AIM:
List all lines of the data that include the string "title".

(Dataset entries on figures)
(begin)
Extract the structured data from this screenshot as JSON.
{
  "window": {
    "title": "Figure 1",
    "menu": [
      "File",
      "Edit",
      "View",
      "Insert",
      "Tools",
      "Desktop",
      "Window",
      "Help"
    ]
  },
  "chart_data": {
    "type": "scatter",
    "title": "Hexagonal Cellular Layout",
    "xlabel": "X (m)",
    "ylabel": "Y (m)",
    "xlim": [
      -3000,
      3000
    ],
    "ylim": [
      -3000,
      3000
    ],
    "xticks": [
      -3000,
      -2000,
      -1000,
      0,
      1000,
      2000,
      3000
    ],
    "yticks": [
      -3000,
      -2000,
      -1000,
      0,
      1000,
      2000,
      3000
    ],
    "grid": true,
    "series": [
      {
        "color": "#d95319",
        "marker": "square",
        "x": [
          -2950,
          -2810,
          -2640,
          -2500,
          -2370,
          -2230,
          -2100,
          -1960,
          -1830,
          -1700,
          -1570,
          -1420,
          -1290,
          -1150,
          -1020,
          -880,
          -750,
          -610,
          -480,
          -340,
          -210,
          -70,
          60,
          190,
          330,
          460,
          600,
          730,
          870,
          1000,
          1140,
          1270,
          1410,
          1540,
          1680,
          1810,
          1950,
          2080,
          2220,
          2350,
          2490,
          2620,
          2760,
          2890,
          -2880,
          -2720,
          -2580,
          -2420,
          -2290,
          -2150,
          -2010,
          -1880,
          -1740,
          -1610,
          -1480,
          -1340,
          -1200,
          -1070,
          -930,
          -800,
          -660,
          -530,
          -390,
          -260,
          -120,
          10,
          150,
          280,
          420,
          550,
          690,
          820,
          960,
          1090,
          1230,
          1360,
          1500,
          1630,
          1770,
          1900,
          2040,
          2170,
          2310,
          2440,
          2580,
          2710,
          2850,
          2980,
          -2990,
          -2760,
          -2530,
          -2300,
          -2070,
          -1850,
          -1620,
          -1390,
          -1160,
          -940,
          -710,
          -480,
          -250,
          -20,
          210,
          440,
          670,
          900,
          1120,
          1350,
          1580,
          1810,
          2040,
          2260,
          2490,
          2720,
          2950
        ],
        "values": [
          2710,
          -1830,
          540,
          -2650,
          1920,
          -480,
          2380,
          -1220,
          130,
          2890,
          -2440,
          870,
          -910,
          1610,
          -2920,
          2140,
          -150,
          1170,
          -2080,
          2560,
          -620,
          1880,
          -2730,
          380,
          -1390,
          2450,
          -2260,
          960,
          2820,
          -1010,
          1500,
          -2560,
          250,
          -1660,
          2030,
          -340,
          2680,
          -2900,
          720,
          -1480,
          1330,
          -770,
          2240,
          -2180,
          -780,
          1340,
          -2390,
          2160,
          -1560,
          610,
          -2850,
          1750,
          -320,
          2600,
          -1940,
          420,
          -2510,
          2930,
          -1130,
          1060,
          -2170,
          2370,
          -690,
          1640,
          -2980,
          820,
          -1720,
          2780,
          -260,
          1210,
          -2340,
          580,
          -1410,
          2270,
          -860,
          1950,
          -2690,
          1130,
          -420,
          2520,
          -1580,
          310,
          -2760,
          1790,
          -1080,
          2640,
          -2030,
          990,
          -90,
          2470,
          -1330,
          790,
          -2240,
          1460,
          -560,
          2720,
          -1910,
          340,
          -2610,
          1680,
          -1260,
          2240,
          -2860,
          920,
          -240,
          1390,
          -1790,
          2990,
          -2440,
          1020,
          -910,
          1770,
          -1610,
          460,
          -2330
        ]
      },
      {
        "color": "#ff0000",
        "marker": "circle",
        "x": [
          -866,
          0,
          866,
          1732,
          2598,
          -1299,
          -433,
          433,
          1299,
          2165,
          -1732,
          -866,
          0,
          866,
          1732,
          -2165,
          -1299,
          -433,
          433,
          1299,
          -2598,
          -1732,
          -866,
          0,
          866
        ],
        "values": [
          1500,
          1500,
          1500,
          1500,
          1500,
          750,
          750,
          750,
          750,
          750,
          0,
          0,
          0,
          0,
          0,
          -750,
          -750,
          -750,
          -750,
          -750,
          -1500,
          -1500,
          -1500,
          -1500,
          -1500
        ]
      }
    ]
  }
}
(end)
THE RESPONSE:
    "title": "Figure 1",
    "title": "Hexagonal Cellular Layout",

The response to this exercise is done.